• Stated exercise: Return the listing below word for word.

• Information shown:

....................

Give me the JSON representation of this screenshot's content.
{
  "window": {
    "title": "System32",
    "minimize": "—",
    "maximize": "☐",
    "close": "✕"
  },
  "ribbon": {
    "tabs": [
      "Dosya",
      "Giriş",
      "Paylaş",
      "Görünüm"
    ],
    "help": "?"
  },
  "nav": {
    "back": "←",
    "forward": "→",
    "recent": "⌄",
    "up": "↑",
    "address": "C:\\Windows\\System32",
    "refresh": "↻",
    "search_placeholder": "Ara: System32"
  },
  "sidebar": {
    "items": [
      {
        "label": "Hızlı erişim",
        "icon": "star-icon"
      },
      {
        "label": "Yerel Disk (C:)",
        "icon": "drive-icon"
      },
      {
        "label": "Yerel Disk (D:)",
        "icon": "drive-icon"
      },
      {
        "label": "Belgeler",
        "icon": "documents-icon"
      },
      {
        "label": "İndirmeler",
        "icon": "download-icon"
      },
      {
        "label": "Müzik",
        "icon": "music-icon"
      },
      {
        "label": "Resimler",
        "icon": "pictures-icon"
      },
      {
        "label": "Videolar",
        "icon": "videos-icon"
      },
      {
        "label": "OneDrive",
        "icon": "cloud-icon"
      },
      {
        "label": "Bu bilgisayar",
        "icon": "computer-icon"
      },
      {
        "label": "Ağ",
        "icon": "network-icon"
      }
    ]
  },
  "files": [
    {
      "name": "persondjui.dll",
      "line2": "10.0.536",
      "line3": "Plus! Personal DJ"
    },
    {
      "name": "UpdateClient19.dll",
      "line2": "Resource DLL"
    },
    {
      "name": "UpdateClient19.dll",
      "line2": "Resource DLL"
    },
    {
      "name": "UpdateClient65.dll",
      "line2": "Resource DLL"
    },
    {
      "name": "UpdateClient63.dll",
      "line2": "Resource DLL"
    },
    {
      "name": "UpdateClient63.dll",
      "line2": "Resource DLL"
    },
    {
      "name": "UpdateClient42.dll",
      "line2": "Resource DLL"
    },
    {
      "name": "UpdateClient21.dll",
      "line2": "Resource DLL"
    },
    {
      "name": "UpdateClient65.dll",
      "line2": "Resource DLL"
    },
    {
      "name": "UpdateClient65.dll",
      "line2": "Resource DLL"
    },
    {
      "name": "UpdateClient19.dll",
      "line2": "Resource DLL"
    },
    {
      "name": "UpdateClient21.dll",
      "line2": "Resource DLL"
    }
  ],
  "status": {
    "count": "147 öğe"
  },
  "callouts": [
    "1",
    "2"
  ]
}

....................

• Written solution:
Give me the JSON representation of this screenshot's content.
{
  "window": {
    "title": "System32",
    "minimize": "—",
    "maximize": "☐",
    "close": "✕"
  },
  "ribbon": {
    "tabs": [
      "Dosya",
      "Giriş",
      "Paylaş",
      "Görünüm"
    ],
    "help": "?"
  },
  "nav": {
    "back": "←",
    "forward": "→",
    "recent": "⌄",
    "up": "↑",
    "address": "C:\\Windows\\System32",
    "refresh": "↻",
    "search_placeholder": "Ara: System32"
  },
  "sidebar": {
    "items": [
      {
        "label": "Hızlı erişim",
        "icon": "star-icon"
      },
      {
        "label": "Yerel Disk (C:)",
        "icon": "drive-icon"
      },
      {
        "label": "Yerel Disk (D:)",
        "icon": "drive-icon"
      },
      {
        "label": "Belgeler",
        "icon": "documents-icon"
      },
      {
        "label": "İndirmeler",
        "icon": "download-icon"
      },
      {
        "label": "Müzik",
        "icon": "music-icon"
      },
      {
        "label": "Resimler",
        "icon": "pictures-icon"
      },
      {
        "label": "Videolar",
        "icon": "videos-icon"
      },
      {
        "label": "OneDrive",
        "icon": "cloud-icon"
      },
      {
        "label": "Bu bilgisayar",
        "icon": "computer-icon"
      },
      {
        "label": "Ağ",
        "icon": "network-icon"
      }
    ]
  },
  "files": [
    {
      "name": "persondjui.dll",
      "line2": "10.0.536",
      "line3": "Plus! Personal DJ"
    },
    {
      "name": "UpdateClient19.dll",
      "line2": "Resource DLL"
    },
    {
      "name": "UpdateClient19.dll",
      "line2": "Resource DLL"
    },
    {
      "name": "UpdateClient65.dll",
      "line2": "Resource DLL"
    },
    {
      "name": "UpdateClient63.dll",
      "line2": "Resource DLL"
    },
    {
      "name": "UpdateClient63.dll",
      "line2": "Resource DLL"
    },
    {
      "name": "UpdateClient42.dll",
      "line2": "Resource DLL"
    },
    {
      "name": "UpdateClient21.dll",
      "line2": "Resource DLL"
    },
    {
      "name": "UpdateClient65.dll",
      "line2": "Resource DLL"
    },
    {
      "name": "UpdateClient65.dll",
      "line2": "Resource DLL"
    },
    {
      "name": "UpdateClient19.dll",
      "line2": "Resource DLL"
    },
    {
      "name": "UpdateClient21.dll",
      "line2": "Resource DLL"
    }
  ],
  "status": {
    "count": "147 öğe"
  },
  "callouts": [
    "1",
    "2"
  ]
}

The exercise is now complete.